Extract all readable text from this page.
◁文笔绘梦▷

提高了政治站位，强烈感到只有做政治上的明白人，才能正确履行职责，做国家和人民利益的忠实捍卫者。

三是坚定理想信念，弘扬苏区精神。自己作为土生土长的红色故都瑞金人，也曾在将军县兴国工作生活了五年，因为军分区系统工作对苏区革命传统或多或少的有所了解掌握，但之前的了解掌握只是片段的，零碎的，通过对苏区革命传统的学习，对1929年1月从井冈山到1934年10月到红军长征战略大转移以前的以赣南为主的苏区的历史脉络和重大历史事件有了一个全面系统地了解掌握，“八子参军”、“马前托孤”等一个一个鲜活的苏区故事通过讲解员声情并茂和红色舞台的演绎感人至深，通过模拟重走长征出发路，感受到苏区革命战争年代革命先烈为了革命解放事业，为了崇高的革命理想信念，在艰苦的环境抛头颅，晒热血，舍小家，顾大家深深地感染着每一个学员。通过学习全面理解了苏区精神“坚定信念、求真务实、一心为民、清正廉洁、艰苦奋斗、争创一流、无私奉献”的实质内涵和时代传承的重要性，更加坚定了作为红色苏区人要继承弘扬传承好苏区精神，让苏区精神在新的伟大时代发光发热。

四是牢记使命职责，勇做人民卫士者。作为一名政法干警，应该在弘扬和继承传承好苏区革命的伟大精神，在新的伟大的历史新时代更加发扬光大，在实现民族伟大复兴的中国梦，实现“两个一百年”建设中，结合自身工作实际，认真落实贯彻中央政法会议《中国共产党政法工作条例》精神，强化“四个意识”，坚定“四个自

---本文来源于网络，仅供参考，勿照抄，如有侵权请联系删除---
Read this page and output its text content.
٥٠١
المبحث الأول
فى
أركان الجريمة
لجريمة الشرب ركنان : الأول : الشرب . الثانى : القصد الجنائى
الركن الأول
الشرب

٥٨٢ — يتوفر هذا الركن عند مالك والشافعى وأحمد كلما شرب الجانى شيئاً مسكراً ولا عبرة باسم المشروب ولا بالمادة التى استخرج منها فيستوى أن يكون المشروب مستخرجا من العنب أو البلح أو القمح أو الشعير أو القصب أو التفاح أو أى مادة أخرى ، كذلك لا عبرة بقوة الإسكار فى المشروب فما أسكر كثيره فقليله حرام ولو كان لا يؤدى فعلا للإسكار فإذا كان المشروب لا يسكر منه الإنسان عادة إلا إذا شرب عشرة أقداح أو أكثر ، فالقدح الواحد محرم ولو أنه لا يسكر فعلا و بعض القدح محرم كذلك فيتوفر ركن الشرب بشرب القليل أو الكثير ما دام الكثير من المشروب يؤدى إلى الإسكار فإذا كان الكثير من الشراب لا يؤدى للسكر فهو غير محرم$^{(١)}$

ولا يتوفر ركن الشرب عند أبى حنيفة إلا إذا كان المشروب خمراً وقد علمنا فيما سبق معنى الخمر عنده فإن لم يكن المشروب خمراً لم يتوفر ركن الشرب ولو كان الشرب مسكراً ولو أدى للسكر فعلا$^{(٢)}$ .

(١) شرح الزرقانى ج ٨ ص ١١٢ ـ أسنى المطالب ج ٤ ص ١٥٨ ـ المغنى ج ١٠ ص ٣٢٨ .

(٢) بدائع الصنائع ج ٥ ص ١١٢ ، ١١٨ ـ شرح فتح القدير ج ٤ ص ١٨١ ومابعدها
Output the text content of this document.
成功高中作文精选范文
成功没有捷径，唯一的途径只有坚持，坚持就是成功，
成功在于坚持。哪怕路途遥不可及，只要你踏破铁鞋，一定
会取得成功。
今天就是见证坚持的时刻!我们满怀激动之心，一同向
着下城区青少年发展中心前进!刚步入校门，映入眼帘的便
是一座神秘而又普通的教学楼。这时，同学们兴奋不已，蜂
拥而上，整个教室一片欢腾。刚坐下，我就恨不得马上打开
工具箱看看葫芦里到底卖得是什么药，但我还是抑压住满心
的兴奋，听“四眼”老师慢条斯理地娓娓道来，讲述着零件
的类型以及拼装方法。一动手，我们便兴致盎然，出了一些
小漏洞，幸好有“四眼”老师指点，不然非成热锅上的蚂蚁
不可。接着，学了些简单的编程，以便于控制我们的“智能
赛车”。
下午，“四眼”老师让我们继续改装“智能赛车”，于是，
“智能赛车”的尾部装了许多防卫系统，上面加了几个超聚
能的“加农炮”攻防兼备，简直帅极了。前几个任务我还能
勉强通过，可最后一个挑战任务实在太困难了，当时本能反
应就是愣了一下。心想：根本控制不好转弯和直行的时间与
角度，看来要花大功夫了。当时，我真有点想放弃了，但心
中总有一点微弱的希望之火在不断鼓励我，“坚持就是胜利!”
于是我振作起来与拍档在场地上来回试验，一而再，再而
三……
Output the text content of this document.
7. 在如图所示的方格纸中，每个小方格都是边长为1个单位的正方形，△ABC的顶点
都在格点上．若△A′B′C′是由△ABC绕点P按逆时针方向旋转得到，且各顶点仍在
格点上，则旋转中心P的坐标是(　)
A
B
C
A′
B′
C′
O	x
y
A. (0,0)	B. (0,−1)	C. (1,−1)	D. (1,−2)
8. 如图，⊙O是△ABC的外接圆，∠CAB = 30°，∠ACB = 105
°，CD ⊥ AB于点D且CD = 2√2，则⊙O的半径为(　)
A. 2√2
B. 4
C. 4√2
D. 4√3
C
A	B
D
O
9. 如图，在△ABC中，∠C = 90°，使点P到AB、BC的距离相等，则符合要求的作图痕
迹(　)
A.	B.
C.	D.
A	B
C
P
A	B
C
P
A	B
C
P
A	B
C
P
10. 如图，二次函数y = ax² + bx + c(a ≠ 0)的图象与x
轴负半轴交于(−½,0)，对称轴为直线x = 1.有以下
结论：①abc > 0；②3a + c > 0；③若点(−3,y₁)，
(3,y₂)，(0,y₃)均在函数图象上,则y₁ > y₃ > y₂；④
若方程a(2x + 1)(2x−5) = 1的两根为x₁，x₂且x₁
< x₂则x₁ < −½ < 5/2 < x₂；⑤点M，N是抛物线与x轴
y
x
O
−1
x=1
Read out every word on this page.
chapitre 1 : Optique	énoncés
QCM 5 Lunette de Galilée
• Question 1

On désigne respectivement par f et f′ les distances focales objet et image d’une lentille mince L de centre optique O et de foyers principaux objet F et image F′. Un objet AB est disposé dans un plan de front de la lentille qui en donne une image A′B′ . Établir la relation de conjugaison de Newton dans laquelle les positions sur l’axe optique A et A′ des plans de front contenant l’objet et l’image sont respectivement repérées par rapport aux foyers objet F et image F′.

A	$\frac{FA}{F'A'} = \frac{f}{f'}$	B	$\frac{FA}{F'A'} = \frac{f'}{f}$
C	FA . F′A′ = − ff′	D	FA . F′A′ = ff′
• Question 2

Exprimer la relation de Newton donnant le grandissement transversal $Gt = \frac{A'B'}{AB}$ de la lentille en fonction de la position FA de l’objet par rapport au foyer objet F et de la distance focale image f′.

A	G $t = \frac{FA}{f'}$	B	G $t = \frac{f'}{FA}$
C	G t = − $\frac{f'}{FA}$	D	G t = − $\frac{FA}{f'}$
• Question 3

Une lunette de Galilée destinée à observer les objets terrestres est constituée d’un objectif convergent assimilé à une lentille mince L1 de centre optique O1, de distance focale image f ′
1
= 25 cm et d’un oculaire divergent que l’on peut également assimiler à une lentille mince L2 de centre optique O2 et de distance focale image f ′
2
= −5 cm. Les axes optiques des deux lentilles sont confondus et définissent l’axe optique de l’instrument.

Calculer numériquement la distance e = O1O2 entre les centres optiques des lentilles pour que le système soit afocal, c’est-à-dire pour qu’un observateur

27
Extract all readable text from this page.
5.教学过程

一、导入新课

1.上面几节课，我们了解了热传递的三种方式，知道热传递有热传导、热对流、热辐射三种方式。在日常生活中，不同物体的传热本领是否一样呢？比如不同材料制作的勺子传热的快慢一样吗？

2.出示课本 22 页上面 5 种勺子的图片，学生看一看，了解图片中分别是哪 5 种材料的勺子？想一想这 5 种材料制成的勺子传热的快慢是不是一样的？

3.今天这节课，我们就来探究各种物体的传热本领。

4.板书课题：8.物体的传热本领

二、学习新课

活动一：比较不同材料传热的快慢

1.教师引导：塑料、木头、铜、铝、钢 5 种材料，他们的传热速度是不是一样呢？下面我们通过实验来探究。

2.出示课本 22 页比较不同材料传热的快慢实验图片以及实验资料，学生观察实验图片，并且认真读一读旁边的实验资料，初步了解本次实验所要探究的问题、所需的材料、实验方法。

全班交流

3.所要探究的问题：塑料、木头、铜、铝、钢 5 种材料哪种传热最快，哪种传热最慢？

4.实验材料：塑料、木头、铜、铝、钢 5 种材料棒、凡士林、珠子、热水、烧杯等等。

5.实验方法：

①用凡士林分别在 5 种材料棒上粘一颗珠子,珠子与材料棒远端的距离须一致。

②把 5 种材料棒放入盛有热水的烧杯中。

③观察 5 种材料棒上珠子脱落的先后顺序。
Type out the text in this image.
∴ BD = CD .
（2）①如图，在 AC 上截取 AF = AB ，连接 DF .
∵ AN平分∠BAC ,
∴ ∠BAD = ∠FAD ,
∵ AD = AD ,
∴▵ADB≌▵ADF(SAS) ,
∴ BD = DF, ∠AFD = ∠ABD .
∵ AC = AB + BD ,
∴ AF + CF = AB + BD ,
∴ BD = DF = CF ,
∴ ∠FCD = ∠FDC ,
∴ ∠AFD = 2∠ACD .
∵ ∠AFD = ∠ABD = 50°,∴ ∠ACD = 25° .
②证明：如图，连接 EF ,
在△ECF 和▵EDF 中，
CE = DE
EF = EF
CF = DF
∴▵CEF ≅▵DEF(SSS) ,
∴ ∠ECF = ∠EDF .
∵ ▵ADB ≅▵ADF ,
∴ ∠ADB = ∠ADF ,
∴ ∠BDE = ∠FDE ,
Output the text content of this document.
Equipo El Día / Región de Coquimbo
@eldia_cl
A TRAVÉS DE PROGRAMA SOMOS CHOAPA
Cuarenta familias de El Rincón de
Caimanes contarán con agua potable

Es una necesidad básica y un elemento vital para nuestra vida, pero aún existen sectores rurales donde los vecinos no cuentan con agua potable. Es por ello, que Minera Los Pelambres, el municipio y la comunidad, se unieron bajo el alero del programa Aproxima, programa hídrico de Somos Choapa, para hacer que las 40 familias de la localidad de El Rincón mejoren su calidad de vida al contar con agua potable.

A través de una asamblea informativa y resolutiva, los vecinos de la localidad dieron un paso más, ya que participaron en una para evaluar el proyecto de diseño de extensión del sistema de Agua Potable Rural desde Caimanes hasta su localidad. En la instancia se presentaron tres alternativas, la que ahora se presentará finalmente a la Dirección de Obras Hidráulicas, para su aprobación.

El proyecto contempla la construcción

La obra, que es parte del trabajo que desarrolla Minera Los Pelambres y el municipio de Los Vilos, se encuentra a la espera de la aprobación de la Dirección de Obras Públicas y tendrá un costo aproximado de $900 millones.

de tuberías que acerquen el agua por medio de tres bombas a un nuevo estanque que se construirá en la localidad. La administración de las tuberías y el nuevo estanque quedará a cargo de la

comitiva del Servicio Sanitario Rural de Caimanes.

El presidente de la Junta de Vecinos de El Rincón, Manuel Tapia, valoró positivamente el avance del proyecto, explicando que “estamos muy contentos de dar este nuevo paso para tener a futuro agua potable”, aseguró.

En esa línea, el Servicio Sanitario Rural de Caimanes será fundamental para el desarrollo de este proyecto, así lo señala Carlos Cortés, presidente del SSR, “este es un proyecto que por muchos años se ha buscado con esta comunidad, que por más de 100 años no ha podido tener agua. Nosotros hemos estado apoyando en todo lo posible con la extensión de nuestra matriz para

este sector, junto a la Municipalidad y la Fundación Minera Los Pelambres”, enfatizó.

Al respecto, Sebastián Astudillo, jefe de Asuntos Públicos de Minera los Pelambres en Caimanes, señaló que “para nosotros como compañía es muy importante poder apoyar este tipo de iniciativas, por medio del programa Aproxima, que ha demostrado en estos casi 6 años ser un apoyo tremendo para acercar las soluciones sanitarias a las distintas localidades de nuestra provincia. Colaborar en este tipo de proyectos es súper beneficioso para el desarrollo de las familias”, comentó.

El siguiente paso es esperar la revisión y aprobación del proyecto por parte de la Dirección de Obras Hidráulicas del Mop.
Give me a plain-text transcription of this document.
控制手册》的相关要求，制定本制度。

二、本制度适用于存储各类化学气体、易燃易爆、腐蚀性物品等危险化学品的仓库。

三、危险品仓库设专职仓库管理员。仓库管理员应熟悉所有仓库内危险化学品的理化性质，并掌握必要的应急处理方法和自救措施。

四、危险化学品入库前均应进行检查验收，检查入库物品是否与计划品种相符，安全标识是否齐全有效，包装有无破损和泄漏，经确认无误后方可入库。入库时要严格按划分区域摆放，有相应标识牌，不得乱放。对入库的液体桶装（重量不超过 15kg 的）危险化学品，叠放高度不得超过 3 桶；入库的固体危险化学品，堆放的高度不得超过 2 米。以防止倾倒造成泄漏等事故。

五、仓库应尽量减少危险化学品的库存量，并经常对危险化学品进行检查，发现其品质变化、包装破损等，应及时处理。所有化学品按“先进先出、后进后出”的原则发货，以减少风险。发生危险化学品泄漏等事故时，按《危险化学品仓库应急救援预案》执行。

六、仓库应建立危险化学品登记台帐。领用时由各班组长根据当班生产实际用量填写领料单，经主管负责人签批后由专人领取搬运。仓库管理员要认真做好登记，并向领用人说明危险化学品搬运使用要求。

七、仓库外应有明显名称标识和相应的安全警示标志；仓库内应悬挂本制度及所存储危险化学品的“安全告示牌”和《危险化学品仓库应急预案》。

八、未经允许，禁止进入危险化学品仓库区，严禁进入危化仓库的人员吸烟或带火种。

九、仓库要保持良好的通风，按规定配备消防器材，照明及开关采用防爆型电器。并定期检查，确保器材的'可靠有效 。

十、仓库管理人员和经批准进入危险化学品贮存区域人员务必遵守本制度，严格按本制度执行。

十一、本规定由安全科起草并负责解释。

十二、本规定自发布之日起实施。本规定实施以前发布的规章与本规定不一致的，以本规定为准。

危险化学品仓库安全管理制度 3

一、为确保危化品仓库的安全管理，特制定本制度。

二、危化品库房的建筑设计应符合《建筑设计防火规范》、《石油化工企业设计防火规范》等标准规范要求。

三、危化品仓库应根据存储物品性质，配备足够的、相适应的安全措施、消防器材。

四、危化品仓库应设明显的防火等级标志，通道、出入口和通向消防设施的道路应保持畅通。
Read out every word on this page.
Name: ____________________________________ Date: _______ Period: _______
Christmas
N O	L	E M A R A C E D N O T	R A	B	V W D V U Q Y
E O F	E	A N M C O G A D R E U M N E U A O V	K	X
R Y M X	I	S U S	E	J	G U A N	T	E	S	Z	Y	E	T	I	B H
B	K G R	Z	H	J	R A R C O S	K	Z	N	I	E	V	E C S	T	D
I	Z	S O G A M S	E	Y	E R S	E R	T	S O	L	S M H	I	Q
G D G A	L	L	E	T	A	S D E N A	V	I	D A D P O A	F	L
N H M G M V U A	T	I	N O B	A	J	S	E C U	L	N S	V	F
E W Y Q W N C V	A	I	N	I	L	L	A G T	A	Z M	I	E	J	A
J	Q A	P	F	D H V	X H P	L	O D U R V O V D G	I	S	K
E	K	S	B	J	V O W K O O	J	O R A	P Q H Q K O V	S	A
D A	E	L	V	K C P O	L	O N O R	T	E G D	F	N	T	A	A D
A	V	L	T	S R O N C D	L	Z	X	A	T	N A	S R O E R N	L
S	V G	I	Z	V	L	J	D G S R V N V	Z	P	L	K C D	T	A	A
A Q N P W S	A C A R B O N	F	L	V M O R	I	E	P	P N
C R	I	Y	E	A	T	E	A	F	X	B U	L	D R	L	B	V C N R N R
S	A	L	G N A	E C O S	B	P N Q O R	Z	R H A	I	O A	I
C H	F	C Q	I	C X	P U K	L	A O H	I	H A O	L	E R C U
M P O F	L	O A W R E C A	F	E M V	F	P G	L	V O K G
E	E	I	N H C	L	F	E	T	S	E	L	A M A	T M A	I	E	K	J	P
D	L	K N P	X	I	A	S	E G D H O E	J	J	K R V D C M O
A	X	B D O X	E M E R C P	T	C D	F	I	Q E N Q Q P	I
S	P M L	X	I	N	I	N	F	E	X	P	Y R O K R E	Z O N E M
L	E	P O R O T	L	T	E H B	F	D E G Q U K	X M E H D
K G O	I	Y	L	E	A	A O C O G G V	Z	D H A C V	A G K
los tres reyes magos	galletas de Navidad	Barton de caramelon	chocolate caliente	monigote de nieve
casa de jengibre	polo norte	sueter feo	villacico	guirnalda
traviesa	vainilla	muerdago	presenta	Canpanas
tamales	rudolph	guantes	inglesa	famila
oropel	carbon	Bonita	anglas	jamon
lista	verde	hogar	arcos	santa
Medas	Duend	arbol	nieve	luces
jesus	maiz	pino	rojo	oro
※ ※ ※
◆ Exercise brief: Tally the lines holding the string "nieve" and give only the count.

◆ Finished exercise: 2